WHAT YOU WILL DO: How many of these lines hold the string "JSON"? Answer with the number only.

STORED ROWS:

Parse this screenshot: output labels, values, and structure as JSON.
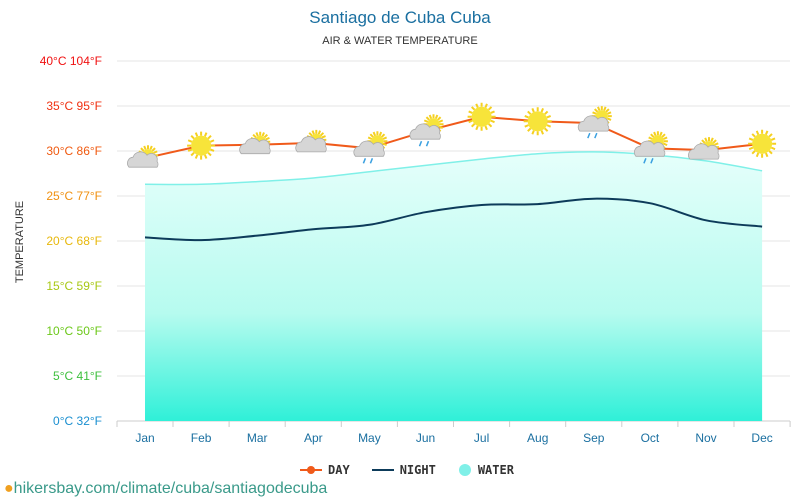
{
  "chart_data": {
    "type": "line",
    "title": "Santiago de Cuba Cuba",
    "subtitle": "AIR & WATER TEMPERATURE",
    "ylabel": "TEMPERATURE",
    "ylim": [
      0,
      40
    ],
    "yticks": [
      {
        "v": 0,
        "label": "0°C 32°F",
        "color": "#1a8fd0"
      },
      {
        "v": 5,
        "label": "5°C 41°F",
        "color": "#3cbf3c"
      },
      {
        "v": 10,
        "label": "10°C 50°F",
        "color": "#6cc81a"
      },
      {
        "v": 15,
        "label": "15°C 59°F",
        "color": "#a8c814"
      },
      {
        "v": 20,
        "label": "20°C 68°F",
        "color": "#e8b80c"
      },
      {
        "v": 25,
        "label": "25°C 77°F",
        "color": "#f09010"
      },
      {
        "v": 30,
        "label": "30°C 86°F",
        "color": "#f05a10"
      },
      {
        "v": 35,
        "label": "35°C 95°F",
        "color": "#f03010"
      },
      {
        "v": 40,
        "label": "40°C 104°F",
        "color": "#f01010"
      }
    ],
    "categories": [
      "Jan",
      "Feb",
      "Mar",
      "Apr",
      "May",
      "Jun",
      "Jul",
      "Aug",
      "Sep",
      "Oct",
      "Nov",
      "Dec"
    ],
    "series": [
      {
        "name": "DAY",
        "color": "#f05a1a",
        "values": [
          29.2,
          30.6,
          30.7,
          30.9,
          30.3,
          32.2,
          33.8,
          33.3,
          33.1,
          30.3,
          30.1,
          30.8
        ]
      },
      {
        "name": "NIGHT",
        "color": "#0d3b5a",
        "values": [
          20.4,
          20.1,
          20.6,
          21.3,
          21.8,
          23.2,
          24.0,
          24.1,
          24.7,
          24.2,
          22.3,
          21.6
        ]
      },
      {
        "name": "WATER",
        "color": "#80f0e8",
        "values": [
          26.3,
          26.3,
          26.6,
          27.0,
          27.7,
          28.4,
          29.1,
          29.7,
          29.9,
          29.6,
          28.9,
          27.8
        ]
      }
    ],
    "weather_icons": [
      "partly-cloudy",
      "sun",
      "partly-cloudy",
      "partly-cloudy",
      "rain",
      "rain",
      "sun",
      "sun",
      "rain",
      "rain",
      "partly-cloudy",
      "sun"
    ],
    "grid": true,
    "legend": "bottom"
  },
  "footer": {
    "url": "hikersbay.com/climate/cuba/santiagodecuba"
  }
}
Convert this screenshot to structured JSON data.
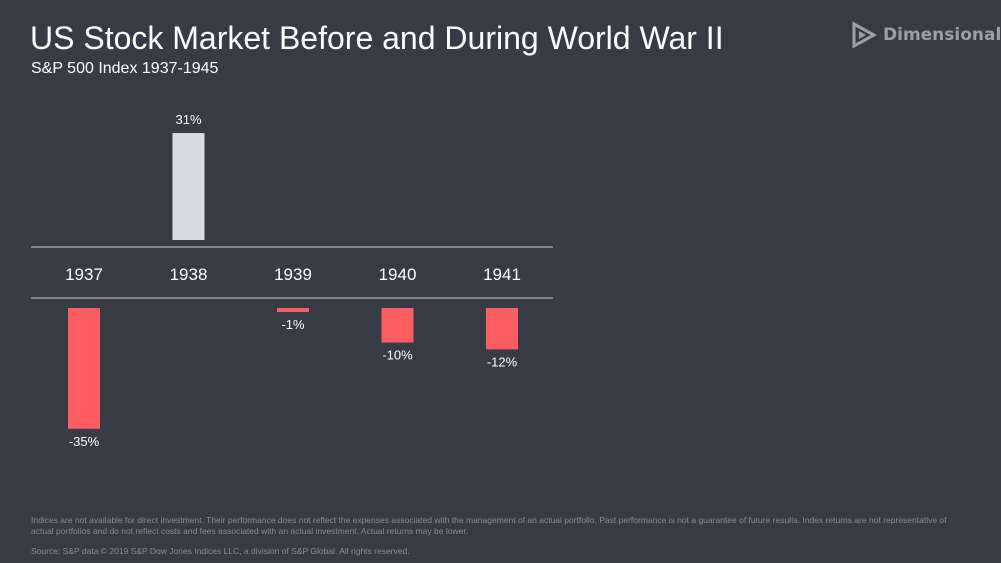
{
  "slide": {
    "title": "US Stock Market Before and During World War II",
    "subtitle": "S&P 500 Index 1937-1945",
    "logo_text": "Dimensional",
    "logo_icon": "dimensional-logo-icon",
    "footnote": "Indices are not available for direct investment. Their performance does not reflect the expenses associated with the management of an actual portfolio. Past performance is not a guarantee of future results. Index returns are not representative of actual portfolios and do not reflect costs and fees associated with an actual investment. Actual returns may be lower.",
    "source": "Source: S&P data © 2019 S&P Dow Jones Indices LLC, a division of S&P Global. All rights reserved."
  },
  "colors": {
    "background": "#363b46",
    "positive": "#d6dae2",
    "negative": "#ff5d62",
    "axis_line": "#d0d3d9",
    "text": "#ffffff",
    "muted_text": "#878c96"
  },
  "chart_data": {
    "type": "bar",
    "title": "US Stock Market Before and During World War II",
    "subtitle": "S&P 500 Index 1937-1945",
    "categories": [
      "1937",
      "1938",
      "1939",
      "1940",
      "1941"
    ],
    "values": [
      -35,
      31,
      -1,
      -10,
      -12
    ],
    "data_labels": [
      "-35%",
      "31%",
      "-1%",
      "-10%",
      "-12%"
    ],
    "unit": "%",
    "xlabel": "",
    "ylabel": "",
    "grid": false,
    "legend": "none"
  }
}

TASK ANSWER: 2